_BRIEF_:
Copy out every record below with complete accuracy.

###

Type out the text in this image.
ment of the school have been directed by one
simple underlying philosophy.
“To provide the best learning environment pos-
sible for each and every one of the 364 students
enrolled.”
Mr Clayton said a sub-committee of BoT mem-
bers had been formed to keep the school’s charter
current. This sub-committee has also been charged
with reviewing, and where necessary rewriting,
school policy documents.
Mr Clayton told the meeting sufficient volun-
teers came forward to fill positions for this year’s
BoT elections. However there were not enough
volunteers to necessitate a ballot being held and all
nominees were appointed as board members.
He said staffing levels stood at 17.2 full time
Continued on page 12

###

_EXERCISE SOLUTION_:
Type out the text in this image.
ment of the school have been directed by one
simple underlying philosophy.
“To provide the best learning environment pos-
sible for each and every one of the 364 students
enrolled.”
Mr Clayton said a sub-committee of BoT mem-
bers had been formed to keep the school’s charter
current. This sub-committee has also been charged
with reviewing, and where necessary rewriting,
school policy documents.
Mr Clayton told the meeting sufficient volun-
teers came forward to fill positions for this year’s
BoT elections. However there were not enough
volunteers to necessitate a ballot being held and all
nominees were appointed as board members.
He said staffing levels stood at 17.2 full time
Continued on page 12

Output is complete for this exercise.